◆ What is being asked: Copy the listing verbatim, excluding any images found in it.

— start of Provided data —

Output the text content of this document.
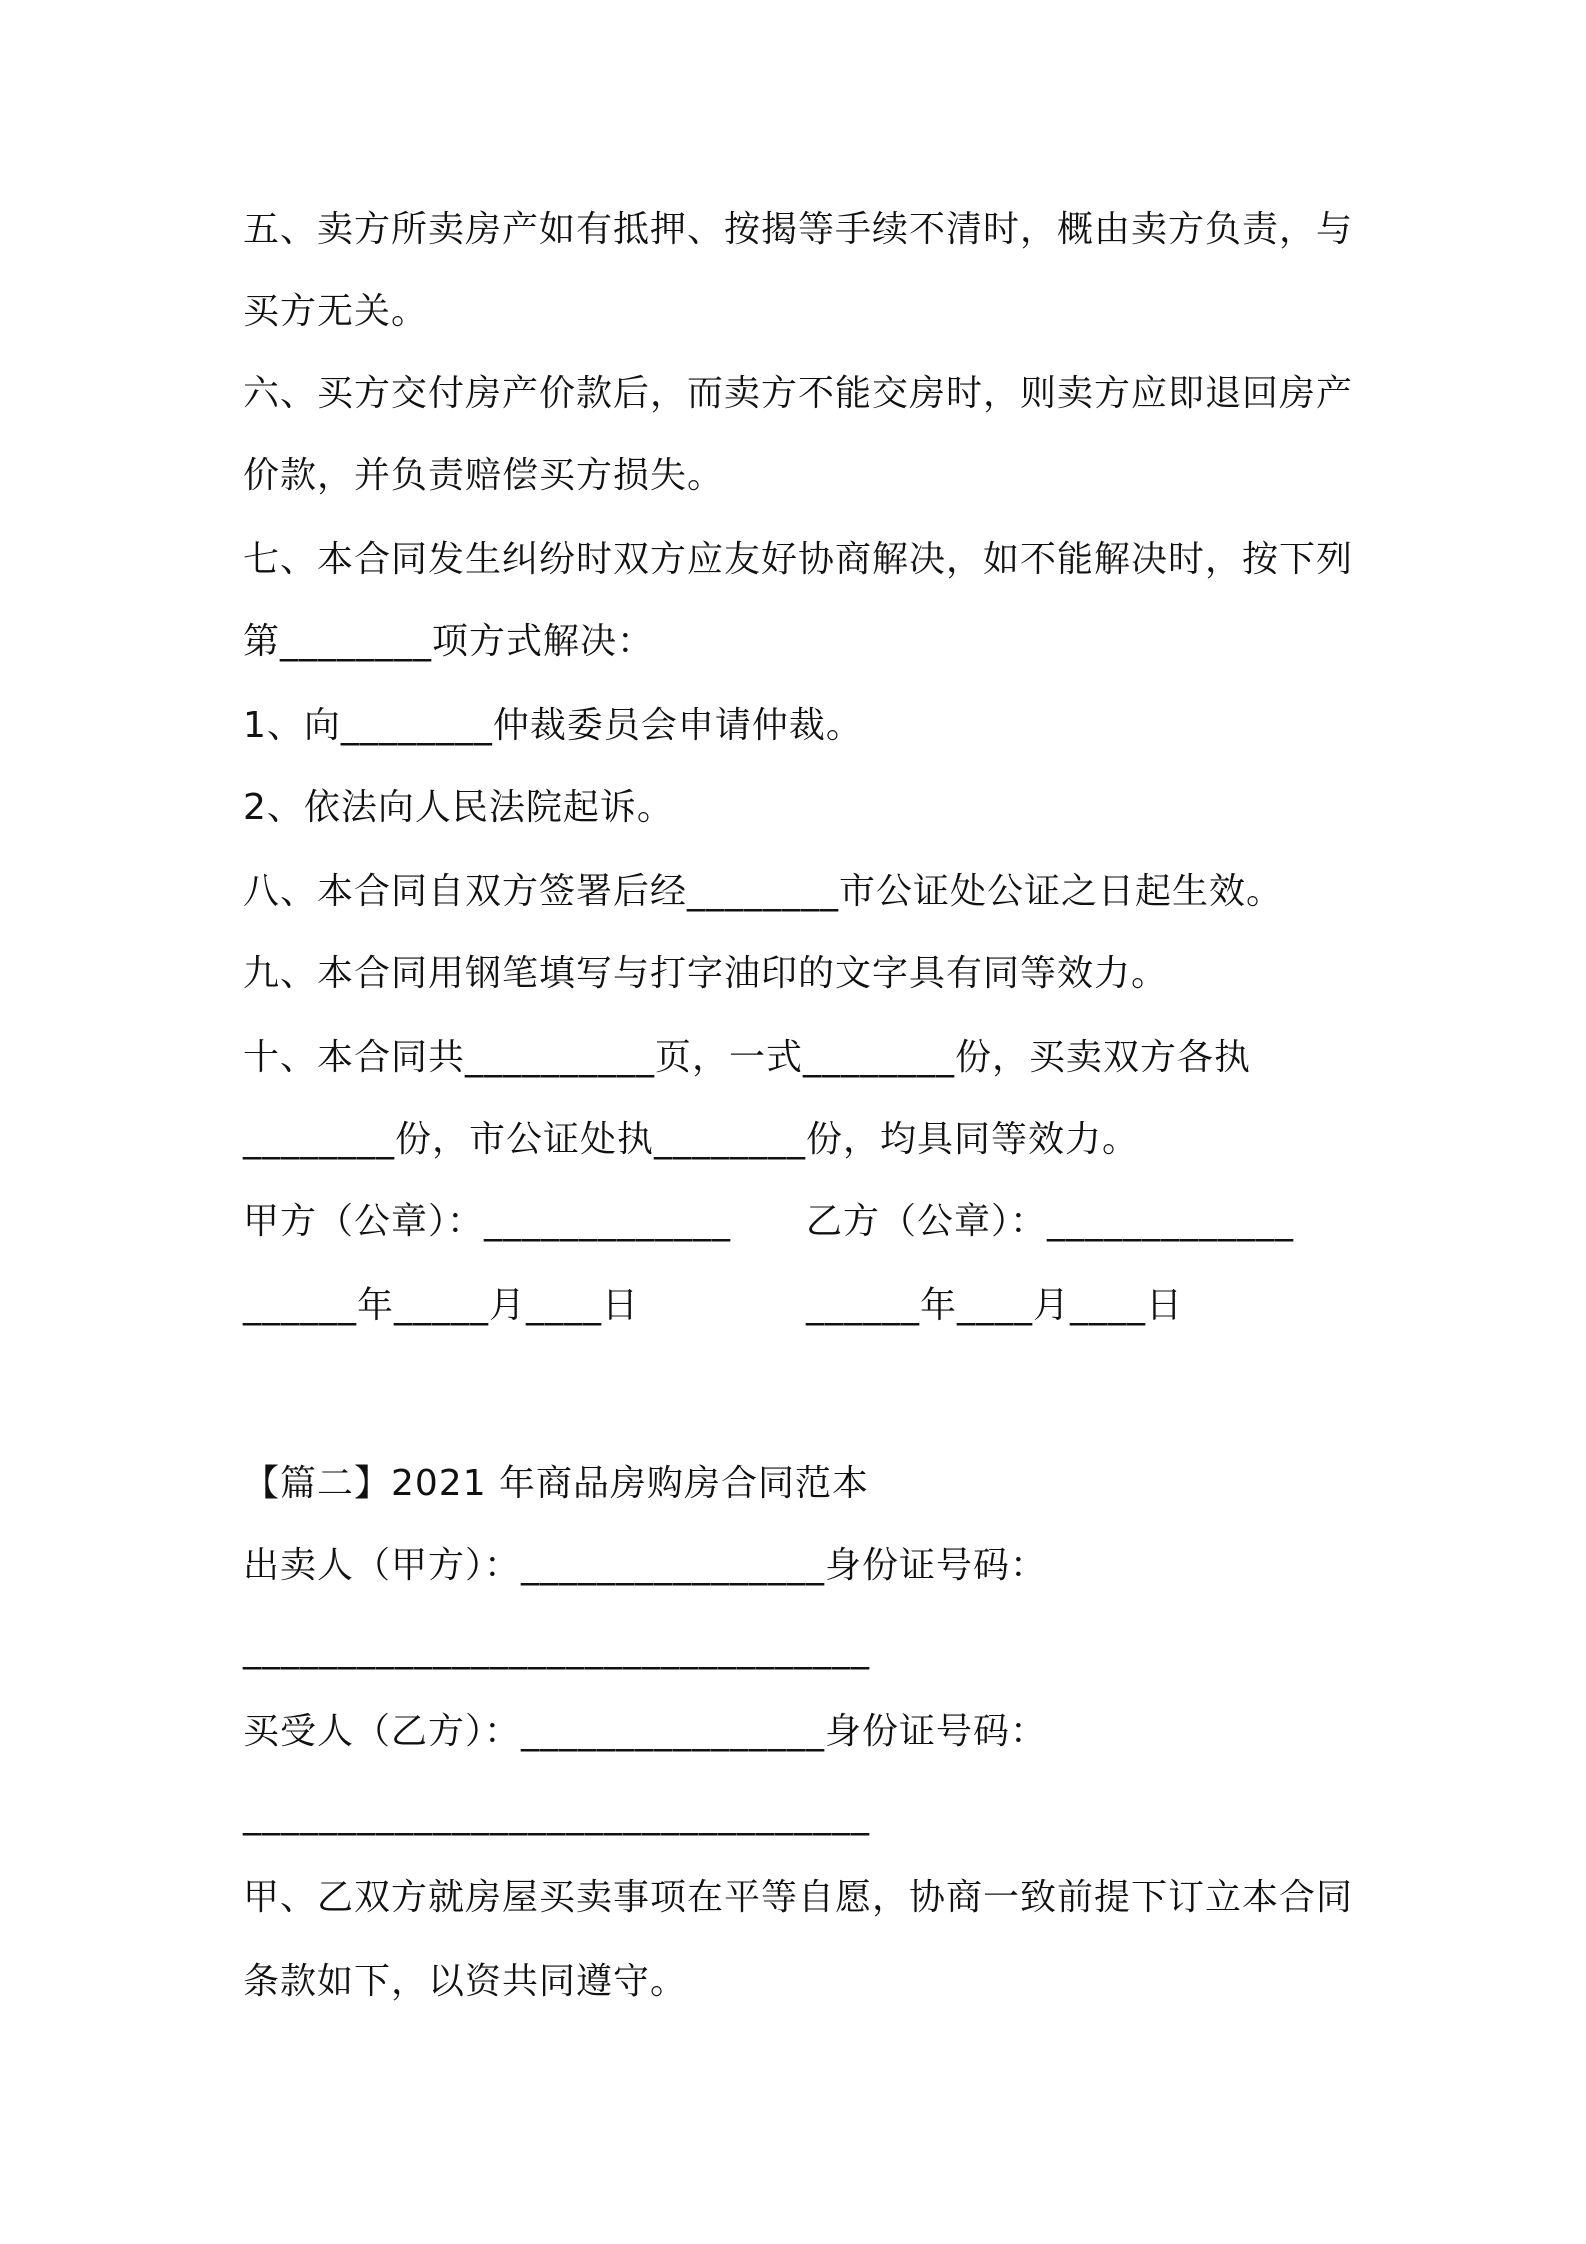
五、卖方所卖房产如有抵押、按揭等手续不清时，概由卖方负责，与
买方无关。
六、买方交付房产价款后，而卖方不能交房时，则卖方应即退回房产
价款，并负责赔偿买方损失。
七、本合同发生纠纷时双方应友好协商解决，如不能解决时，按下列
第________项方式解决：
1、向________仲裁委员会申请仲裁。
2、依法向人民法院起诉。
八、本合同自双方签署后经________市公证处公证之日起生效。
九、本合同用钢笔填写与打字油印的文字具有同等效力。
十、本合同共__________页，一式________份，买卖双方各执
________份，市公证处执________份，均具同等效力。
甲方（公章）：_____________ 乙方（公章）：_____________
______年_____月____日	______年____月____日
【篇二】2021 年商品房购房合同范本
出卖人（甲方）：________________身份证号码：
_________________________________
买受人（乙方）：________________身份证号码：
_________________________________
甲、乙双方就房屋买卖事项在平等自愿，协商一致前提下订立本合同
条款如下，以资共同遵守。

— end of Provided data —

◆ Answer in full:
Output the text content of this document.
五、卖方所卖房产如有抵押、按揭等手续不清时，概由卖方负责，与
买方无关。
六、买方交付房产价款后，而卖方不能交房时，则卖方应即退回房产
价款，并负责赔偿买方损失。
七、本合同发生纠纷时双方应友好协商解决，如不能解决时，按下列
第________项方式解决：
1、向________仲裁委员会申请仲裁。
2、依法向人民法院起诉。
八、本合同自双方签署后经________市公证处公证之日起生效。
九、本合同用钢笔填写与打字油印的文字具有同等效力。
十、本合同共__________页，一式________份，买卖双方各执
________份，市公证处执________份，均具同等效力。
甲方（公章）：_____________ 乙方（公章）：_____________
______年_____月____日	______年____月____日
【篇二】2021 年商品房购房合同范本
出卖人（甲方）：________________身份证号码：
_________________________________
买受人（乙方）：________________身份证号码：
_________________________________
甲、乙双方就房屋买卖事项在平等自愿，协商一致前提下订立本合同
条款如下，以资共同遵守。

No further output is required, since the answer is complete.